**THE RECORDS:**
+--

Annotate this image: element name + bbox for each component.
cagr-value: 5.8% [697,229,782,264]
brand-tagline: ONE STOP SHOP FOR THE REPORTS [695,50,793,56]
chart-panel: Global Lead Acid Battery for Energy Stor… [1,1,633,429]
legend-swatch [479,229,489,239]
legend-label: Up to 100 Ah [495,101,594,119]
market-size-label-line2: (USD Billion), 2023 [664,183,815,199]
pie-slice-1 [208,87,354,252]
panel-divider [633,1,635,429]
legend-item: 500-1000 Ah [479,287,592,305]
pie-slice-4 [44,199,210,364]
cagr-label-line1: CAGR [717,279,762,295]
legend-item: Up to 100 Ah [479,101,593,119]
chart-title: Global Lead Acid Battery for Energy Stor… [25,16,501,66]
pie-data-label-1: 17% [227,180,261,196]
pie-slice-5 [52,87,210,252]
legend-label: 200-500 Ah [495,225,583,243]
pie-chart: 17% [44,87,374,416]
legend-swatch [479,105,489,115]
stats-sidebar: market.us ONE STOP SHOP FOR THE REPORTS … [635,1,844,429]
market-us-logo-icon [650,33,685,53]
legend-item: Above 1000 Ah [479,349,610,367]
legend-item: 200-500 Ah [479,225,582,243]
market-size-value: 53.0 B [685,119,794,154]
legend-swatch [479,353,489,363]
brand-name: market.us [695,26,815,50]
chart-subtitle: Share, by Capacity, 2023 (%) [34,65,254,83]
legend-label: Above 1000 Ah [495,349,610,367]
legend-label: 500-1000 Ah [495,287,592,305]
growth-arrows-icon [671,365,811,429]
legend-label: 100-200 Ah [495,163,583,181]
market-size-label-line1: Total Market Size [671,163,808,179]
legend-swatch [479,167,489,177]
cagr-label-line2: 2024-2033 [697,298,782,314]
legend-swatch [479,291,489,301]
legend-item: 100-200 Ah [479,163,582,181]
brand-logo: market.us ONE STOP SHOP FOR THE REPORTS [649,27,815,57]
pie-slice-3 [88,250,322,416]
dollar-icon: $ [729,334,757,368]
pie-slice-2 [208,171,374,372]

+--

**GIVEN TASK:**
Reproduce all of the lines above, substituting "legend-marker" for every occurrence of "legend-swatch" and leaving everything else unchanged.

**CORRECT ANSWER:**
Annotate this image: element name + bbox for each component.
cagr-value: 5.8% [697,229,782,264]
brand-tagline: ONE STOP SHOP FOR THE REPORTS [695,50,793,56]
chart-panel: Global Lead Acid Battery for Energy Stor… [1,1,633,429]
legend-marker [479,229,489,239]
legend-label: Up to 100 Ah [495,101,594,119]
market-size-label-line2: (USD Billion), 2023 [664,183,815,199]
pie-slice-1 [208,87,354,252]
panel-divider [633,1,635,429]
legend-item: 500-1000 Ah [479,287,592,305]
pie-slice-4 [44,199,210,364]
cagr-label-line1: CAGR [717,279,762,295]
legend-item: Up to 100 Ah [479,101,593,119]
chart-title: Global Lead Acid Battery for Energy Stor… [25,16,501,66]
pie-data-label-1: 17% [227,180,261,196]
pie-slice-5 [52,87,210,252]
legend-label: 200-500 Ah [495,225,583,243]
pie-chart: 17% [44,87,374,416]
legend-marker [479,105,489,115]
stats-sidebar: market.us ONE STOP SHOP FOR THE REPORTS … [635,1,844,429]
market-us-logo-icon [650,33,685,53]
legend-item: Above 1000 Ah [479,349,610,367]
legend-item: 200-500 Ah [479,225,582,243]
market-size-value: 53.0 B [685,119,794,154]
legend-marker [479,353,489,363]
brand-name: market.us [695,26,815,50]
chart-subtitle: Share, by Capacity, 2023 (%) [34,65,254,83]
legend-label: Above 1000 Ah [495,349,610,367]
legend-label: 500-1000 Ah [495,287,592,305]
growth-arrows-icon [671,365,811,429]
legend-label: 100-200 Ah [495,163,583,181]
market-size-label-line1: Total Market Size [671,163,808,179]
legend-marker [479,167,489,177]
cagr-label-line2: 2024-2033 [697,298,782,314]
legend-marker [479,291,489,301]
legend-item: 100-200 Ah [479,163,582,181]
brand-logo: market.us ONE STOP SHOP FOR THE REPORTS [649,27,815,57]
pie-slice-3 [88,250,322,416]
dollar-icon: $ [729,334,757,368]
pie-slice-2 [208,171,374,372]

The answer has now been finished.